■ Extrait du document ■
Le Journal de Quebec - Weekend
HAMELIN FASCINÉ PAR HENRY DAVID THOREAU
Louis Hamelin, écrivain québécois talentueux qui explore avec brio le genre littéraire appelé nature writing, a entamé en 2020 une trilogie autour de trois grands naturalistes nord-américains. Après avoir présenté Jean-Jacques Audubon dans Les crépuscules de la Yellowstone, il se penche sur Henry David Thoreau, figure de proue du mouvement écologiste, dans Un lac le matin.
Un matin de 1845, près de Concord au Massachusetts, l’Américain Henry David Thoreau s’installe dans la cabane en pin qu’il a construite à Walden Pond, avec l’idée d’y vivre à l’écart du monde, de planter des légumes et d’écrire.

■ Données fournies ■
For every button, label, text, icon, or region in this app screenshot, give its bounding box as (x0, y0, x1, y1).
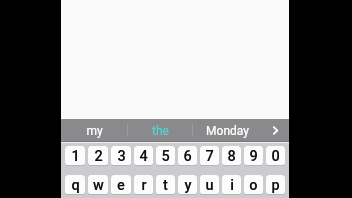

■ Consignes ■
1. Dans l'article sur Louis Hamelin et Thoreau, en quelle année Thoreau s'installe-t-il dans sa cabane de Walden Pond ?
2. Poursuivez l'article sur Louis Hamelin et Thoreau à partir de sa dernière phrase.
Les lignes n'ont aucun lien avec l'article sur Louis Hamelin et Thoreau.

■ Résultats par tâche ■
1. En 1845.

2.
Le livre qu’il tire de cette expérience, Walden ou la vie dans les bois, fera de lui le précurseur du mouvement écologiste, l’ancêtre du nature writing et une sorte de prophète de la contre-culture et de la simplicité volontaire.
Dans Un lac le matin, Louis Hamelin décrit ce personnage bienveillant et sensible, toutes ses contradictions, ses liens complexes avec son mentor, l’écrivain Ralph Waldo Emerson.
L’AMI D’UN CANADIEN FRANÇAIS
Il raconte aussi son amitié avec son voisin, le Canadien français Alex Therrien, qui est bûcheron et poseur de clôtures, mais qui avait aussi appris un peu de grec au Collège de Nicolet.
« Ça fait partie de l’histoire de Thoreau quand il habite au bord de son lac. On connaît l’existence d’Alex Therrien par Thoreau luimême parce que dans son chef-d’oeuvre, Walden ou la vie dans les bois, il a droit à un portrait de six pages. Il occupe une place particulière dans le livre et Thoreau en fait un portrait vraiment fascinant. On ne connaît pas grand-chose de plus que ce que Thoreau en a dit. »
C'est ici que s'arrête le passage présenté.